#### Direction:
Look for "title" in the listing below. Gather each line that contains it.
· · · · ·
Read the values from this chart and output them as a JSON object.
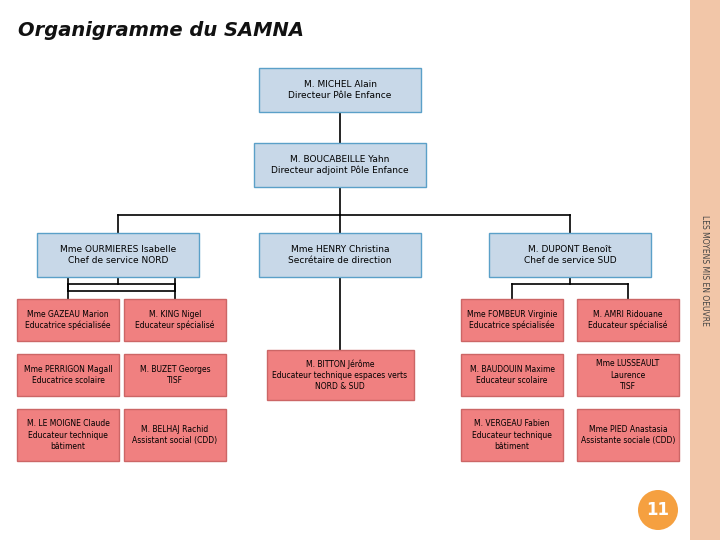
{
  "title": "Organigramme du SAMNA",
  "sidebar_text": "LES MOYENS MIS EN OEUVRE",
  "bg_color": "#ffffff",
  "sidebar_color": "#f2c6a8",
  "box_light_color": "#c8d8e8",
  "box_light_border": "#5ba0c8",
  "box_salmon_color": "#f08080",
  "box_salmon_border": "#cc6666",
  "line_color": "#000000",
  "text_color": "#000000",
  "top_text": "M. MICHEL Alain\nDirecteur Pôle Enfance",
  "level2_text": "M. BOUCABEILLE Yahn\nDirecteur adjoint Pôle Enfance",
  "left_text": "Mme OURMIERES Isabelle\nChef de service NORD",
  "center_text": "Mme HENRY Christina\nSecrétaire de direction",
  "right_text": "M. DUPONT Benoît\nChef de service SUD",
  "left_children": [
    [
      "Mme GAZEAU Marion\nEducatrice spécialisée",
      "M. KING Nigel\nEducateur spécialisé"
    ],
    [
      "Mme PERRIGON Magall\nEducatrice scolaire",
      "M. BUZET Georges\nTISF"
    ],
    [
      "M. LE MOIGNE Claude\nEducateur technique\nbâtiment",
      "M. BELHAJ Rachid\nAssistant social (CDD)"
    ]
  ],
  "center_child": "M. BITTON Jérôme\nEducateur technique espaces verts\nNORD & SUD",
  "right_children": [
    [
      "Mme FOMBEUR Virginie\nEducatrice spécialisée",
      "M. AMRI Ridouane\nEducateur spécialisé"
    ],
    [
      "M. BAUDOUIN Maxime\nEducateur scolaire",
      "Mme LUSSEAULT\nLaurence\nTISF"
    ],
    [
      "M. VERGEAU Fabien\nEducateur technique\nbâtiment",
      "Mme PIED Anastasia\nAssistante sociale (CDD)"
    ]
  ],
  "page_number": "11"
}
· · · · ·
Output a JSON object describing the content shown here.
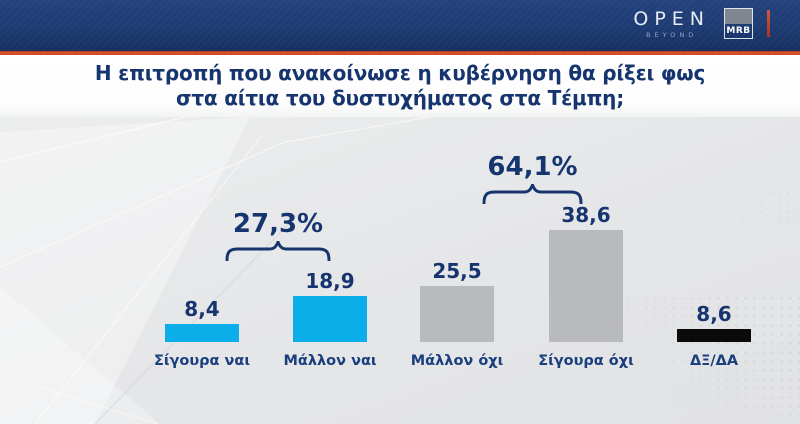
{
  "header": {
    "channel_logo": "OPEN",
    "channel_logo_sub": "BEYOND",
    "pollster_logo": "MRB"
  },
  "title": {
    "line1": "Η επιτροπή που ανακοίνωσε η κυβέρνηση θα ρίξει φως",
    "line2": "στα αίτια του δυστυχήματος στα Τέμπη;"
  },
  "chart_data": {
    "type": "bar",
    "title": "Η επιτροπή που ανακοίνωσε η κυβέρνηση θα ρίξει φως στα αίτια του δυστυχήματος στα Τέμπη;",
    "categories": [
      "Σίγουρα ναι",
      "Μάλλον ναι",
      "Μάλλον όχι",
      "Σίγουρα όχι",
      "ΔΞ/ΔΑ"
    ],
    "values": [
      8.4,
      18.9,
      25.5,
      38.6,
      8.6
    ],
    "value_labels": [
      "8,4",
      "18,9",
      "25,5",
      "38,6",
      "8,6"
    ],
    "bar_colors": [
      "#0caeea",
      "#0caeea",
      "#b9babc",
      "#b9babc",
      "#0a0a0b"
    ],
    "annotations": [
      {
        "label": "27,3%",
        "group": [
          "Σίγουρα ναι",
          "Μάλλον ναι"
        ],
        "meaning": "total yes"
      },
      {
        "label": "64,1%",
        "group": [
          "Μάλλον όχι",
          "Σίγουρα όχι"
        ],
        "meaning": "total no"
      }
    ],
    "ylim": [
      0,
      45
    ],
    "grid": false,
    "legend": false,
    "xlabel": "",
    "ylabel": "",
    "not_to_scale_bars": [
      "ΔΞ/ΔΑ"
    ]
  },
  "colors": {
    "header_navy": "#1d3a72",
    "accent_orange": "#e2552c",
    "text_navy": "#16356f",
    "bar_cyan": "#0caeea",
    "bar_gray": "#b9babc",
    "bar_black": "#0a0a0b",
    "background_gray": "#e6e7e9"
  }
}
· · · · ·
#### Solved problem:
  "title": "Organigramme du SAMNA",
  "title": {
    "title": "Η επιτροπή που ανακοίνωσε η κυβέρνηση θα ρίξει φως στα αίτια του δυστυχήματος στα Τέμπη;",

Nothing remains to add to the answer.